> **Stated task**
All lines featuring the string "format" are to be listed.

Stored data
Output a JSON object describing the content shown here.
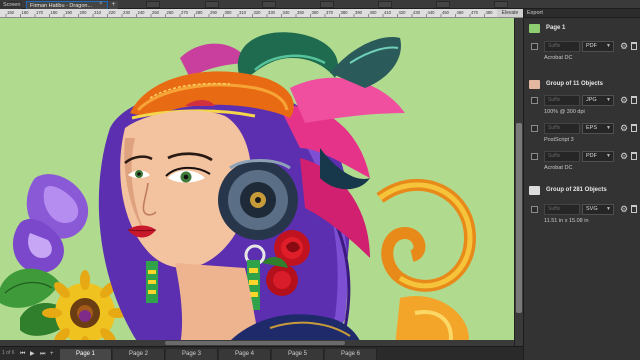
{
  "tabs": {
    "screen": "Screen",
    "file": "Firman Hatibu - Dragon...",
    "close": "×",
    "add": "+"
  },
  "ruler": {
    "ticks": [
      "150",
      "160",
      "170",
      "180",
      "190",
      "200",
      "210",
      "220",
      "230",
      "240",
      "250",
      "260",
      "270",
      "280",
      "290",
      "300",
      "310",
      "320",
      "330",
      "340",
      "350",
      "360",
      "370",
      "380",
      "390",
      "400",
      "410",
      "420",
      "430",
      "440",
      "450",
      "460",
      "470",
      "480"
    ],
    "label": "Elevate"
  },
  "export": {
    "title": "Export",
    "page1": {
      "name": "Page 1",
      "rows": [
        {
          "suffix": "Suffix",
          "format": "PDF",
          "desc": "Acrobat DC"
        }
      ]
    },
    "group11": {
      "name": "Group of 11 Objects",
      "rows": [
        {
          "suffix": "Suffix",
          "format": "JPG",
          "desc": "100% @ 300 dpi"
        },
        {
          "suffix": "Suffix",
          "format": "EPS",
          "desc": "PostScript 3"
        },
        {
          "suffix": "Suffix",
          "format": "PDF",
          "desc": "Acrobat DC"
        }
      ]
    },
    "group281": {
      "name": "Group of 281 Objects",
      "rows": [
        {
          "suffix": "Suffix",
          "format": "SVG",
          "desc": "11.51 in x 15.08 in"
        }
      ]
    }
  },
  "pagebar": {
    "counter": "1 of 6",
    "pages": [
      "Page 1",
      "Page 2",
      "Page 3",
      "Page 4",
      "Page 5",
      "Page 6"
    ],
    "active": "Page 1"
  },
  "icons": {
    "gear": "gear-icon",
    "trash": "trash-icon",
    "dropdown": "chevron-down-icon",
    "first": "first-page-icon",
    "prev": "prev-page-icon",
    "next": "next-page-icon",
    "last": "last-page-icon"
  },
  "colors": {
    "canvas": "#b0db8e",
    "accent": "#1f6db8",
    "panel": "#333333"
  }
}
...
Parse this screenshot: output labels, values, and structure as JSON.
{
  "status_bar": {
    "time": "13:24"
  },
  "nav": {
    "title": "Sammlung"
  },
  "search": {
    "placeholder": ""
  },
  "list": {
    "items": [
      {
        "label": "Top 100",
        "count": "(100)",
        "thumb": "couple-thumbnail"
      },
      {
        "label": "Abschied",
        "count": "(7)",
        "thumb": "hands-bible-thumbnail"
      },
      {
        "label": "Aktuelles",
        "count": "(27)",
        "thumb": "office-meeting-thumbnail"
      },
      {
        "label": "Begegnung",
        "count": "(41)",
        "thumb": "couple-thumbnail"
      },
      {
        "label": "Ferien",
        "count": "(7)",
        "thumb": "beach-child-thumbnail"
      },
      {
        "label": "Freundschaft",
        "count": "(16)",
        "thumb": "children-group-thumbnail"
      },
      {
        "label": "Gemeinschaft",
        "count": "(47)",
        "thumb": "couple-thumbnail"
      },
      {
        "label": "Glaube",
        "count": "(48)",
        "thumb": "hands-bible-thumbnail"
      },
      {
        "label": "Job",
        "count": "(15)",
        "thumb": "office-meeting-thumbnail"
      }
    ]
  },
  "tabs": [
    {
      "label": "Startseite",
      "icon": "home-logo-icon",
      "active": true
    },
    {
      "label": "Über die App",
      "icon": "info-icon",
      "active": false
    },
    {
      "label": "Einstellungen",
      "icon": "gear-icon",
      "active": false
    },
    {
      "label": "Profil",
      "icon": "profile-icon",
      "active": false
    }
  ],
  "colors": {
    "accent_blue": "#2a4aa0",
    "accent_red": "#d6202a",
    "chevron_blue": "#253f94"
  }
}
==
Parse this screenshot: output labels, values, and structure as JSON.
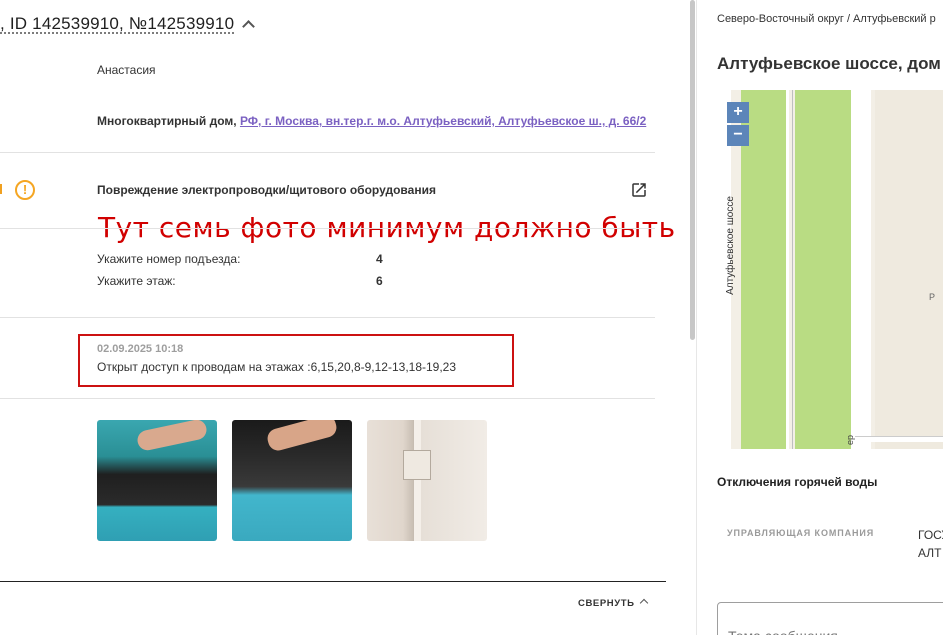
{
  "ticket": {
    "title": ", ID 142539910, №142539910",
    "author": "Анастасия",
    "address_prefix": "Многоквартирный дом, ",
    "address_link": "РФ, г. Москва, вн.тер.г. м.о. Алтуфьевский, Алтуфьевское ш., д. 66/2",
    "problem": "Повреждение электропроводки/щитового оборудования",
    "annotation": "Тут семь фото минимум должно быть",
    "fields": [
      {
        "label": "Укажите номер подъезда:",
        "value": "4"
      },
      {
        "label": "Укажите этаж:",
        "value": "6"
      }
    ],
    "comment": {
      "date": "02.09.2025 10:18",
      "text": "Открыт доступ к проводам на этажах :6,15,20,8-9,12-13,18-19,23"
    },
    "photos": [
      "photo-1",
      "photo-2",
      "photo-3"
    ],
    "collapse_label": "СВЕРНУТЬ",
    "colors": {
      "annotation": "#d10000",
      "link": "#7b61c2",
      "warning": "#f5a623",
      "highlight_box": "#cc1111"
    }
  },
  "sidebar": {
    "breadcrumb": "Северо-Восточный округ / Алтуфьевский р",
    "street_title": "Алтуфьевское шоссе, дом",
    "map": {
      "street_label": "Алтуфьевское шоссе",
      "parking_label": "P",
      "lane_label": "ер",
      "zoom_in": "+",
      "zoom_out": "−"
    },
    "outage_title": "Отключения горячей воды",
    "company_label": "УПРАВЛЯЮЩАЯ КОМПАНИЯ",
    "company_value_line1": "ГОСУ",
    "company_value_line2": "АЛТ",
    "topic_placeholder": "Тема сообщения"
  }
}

> **Expected answer**
          "format": "PDF",
          "format": "JPG",
          "format": "EPS",
          "format": "PDF",
          "format": "SVG",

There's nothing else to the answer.